Records:
-----

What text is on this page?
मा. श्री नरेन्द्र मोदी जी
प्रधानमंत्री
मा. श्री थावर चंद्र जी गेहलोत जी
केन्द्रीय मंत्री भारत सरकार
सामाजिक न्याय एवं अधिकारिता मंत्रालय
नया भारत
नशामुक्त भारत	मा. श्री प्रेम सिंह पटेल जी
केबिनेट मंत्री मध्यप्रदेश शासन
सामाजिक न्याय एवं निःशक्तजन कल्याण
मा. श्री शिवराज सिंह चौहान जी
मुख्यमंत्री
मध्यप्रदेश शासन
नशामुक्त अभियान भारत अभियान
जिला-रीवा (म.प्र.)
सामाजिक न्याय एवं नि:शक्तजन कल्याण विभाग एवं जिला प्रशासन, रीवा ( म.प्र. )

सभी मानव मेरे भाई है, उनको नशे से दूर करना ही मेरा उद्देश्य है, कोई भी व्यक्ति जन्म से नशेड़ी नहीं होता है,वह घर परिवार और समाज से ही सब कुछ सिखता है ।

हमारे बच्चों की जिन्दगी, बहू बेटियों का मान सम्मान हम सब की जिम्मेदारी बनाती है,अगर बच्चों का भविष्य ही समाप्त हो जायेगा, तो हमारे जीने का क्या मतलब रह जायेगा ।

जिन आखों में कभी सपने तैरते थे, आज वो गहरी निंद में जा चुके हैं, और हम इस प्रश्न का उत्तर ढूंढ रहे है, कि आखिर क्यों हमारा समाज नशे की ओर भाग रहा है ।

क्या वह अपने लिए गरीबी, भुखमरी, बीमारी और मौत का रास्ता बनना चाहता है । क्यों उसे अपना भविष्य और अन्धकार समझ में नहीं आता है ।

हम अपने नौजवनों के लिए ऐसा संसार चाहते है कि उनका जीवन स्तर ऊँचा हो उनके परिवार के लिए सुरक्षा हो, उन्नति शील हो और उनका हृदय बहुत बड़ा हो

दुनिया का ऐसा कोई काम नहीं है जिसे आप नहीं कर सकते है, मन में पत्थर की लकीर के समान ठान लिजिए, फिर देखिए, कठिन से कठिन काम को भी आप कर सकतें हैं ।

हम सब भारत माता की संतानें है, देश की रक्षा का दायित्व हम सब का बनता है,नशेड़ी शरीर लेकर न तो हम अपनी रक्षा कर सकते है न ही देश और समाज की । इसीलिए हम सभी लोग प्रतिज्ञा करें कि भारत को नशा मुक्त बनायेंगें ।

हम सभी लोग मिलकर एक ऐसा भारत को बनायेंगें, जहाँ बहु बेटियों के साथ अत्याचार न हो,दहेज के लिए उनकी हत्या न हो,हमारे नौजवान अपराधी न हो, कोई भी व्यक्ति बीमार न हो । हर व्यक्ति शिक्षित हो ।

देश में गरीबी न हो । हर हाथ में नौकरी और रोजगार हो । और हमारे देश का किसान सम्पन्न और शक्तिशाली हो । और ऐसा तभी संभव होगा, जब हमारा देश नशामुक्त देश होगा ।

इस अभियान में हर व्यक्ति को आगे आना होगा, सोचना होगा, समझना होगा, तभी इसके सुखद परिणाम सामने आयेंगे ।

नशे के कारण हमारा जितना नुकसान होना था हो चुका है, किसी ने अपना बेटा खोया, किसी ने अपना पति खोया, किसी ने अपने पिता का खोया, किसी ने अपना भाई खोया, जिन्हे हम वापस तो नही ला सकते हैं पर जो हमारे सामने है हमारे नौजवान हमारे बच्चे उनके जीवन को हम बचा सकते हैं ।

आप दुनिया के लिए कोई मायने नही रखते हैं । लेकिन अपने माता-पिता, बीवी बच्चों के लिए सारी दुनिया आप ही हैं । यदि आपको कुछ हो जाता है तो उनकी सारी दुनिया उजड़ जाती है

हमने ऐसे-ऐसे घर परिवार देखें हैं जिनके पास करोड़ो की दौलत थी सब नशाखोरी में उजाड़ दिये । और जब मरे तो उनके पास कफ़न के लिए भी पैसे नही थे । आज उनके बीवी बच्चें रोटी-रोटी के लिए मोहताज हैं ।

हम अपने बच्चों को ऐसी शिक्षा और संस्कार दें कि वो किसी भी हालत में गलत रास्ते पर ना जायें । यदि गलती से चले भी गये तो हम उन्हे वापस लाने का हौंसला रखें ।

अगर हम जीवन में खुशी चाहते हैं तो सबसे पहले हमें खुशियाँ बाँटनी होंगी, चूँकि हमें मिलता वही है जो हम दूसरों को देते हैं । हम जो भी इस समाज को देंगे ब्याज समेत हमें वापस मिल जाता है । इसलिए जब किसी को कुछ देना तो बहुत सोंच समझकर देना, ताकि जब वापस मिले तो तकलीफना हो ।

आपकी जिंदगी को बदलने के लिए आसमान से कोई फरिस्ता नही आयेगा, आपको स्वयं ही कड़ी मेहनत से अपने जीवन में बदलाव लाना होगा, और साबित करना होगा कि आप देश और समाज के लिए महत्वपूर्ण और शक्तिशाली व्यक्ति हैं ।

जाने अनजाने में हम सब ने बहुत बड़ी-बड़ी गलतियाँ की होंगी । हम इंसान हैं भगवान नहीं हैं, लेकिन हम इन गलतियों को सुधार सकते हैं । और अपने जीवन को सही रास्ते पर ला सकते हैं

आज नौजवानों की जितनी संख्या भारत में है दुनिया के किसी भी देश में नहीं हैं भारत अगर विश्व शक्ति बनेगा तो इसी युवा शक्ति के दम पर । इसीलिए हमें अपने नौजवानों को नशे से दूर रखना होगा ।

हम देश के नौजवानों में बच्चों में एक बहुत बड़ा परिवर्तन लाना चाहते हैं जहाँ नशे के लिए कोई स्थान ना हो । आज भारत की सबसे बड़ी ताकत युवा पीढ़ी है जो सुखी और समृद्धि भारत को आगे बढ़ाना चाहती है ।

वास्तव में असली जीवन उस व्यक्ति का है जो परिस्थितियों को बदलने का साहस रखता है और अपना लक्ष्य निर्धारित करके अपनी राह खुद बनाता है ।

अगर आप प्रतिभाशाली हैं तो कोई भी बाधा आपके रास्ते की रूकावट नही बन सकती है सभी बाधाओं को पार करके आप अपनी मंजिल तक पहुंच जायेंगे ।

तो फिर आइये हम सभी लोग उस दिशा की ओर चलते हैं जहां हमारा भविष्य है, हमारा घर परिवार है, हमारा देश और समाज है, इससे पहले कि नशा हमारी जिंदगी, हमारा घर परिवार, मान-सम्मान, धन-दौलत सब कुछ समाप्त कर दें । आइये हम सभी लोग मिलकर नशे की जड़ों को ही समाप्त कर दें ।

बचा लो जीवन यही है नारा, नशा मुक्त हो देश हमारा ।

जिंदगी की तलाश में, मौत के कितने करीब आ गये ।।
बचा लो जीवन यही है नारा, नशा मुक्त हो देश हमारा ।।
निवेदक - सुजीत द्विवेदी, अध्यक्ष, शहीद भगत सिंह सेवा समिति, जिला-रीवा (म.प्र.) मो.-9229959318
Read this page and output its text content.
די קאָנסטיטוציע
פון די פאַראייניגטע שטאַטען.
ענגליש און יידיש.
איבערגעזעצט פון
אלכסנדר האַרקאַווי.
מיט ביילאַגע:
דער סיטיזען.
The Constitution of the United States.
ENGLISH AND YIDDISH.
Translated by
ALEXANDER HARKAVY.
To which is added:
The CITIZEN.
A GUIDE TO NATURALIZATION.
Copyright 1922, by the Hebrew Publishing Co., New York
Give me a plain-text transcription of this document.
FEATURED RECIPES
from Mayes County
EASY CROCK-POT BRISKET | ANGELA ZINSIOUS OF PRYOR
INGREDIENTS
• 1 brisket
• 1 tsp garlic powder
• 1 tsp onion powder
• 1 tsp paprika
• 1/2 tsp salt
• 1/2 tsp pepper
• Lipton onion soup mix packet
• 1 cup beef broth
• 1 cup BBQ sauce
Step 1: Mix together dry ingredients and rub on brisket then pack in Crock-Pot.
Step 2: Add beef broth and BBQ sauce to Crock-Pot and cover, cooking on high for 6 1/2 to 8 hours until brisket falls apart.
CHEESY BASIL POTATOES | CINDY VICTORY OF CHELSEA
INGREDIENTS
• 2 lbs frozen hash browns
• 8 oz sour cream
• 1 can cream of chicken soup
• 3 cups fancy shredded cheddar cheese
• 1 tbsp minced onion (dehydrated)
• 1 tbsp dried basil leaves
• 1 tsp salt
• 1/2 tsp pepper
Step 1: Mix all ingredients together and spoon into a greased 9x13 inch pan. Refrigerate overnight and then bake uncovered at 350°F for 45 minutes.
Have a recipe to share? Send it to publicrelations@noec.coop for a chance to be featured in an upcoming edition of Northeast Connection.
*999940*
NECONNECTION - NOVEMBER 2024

-----

=== SET TASK ===
Return from the data every line that holds "broth".

=== FULL RESPONSE ===
• 1 cup beef broth
Step 2: Add beef broth and BBQ sauce to Crock-Pot and cover, cooking on high for 6 1/2 to 8 hours until brisket falls apart.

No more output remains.